Do this:
Print, without any change, the passage of the article on Auckland's data centers below that opens with the words containing "Microsoft's hyperscale data" and closes with "is about 1700MW.".

--- start of Text block ---

Microsoft's hyperscale data centre at Westgate, northwest Auckland, due to go online later this year. Photo / Chris Keall
Power-hungry “hyperscale” data centres have begun springing up around northwest Auckland. And more - many more - are on the way.
Collectively, they’ll consume about 200 megawatts of electricity at peak usage - roughly the amount required to power some 200,000 homes. For context, average demand in Auckland today is about 1700MW.
These are huge “server farms” for the “cloud” in cloud computing. When you use the likes of Zoom or Microsoft 365, play Fortnite or stream Netflix, it’s served from a data centre.
Having giant data centres in Auckland - particularly northwest Auckland, close to the landing points of the major subsea cables that connect us to the outside world, and to New Zealand’s largest peering exchange, for pointing the data in the right direction - means faster performance. And for the likes of government agencies and banks, it smooths issues over data sovereignty - keeping New Zealand data in New Zealand. Previously, the closest hyperscale data centres have been in Sydney.

--- end of Text block ---
--- start of Provided records ---

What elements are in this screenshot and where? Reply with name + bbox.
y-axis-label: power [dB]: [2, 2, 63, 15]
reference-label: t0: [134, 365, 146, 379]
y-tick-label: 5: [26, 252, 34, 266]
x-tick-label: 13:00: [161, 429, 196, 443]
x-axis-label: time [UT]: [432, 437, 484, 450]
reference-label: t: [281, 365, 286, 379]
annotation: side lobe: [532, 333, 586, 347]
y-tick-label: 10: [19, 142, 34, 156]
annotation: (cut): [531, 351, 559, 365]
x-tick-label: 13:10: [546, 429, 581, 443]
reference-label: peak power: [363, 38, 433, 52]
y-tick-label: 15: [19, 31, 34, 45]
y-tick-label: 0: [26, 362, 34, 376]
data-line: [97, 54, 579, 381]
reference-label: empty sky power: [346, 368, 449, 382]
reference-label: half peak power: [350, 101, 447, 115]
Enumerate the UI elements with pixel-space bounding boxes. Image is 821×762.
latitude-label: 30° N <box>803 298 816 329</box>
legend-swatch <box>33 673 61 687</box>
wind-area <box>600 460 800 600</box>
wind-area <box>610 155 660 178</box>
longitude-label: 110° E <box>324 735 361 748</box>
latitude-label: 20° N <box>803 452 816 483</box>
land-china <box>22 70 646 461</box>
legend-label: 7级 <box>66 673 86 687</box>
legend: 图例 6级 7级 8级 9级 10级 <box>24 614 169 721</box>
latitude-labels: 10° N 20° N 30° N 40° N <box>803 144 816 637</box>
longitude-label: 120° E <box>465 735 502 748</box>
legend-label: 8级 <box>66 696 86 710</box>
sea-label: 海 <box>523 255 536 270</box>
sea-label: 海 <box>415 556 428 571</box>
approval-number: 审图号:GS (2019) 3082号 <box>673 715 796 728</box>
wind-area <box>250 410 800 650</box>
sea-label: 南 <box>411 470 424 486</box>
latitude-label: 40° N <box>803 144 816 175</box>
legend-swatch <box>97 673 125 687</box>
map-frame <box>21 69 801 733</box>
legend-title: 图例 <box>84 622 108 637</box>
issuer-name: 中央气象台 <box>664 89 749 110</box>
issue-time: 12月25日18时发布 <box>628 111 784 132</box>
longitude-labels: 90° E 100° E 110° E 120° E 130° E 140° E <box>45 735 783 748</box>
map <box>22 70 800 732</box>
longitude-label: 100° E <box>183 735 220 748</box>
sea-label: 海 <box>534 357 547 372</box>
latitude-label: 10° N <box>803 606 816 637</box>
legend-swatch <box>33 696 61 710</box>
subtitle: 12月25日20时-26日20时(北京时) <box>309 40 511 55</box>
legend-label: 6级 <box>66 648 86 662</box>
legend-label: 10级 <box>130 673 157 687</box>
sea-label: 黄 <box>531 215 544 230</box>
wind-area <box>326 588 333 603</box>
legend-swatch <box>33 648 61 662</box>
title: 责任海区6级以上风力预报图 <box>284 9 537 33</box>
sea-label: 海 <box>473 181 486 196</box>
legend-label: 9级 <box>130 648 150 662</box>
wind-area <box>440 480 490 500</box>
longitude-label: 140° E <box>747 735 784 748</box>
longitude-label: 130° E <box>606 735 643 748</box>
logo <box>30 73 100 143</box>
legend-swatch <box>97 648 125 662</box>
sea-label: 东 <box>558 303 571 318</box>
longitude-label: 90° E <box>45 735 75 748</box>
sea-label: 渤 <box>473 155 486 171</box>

--- end of Provided records ---

Answer to this task:
Microsoft's hyperscale data centre at Westgate, northwest Auckland, due to go online later this year. Photo / Chris Keall
Power-hungry “hyperscale” data centres have begun springing up around northwest Auckland. And more - many more - are on the way.
Collectively, they’ll consume about 200 megawatts of electricity at peak usage - roughly the amount required to power some 200,000 homes. For context, average demand in Auckland today is about 1700MW.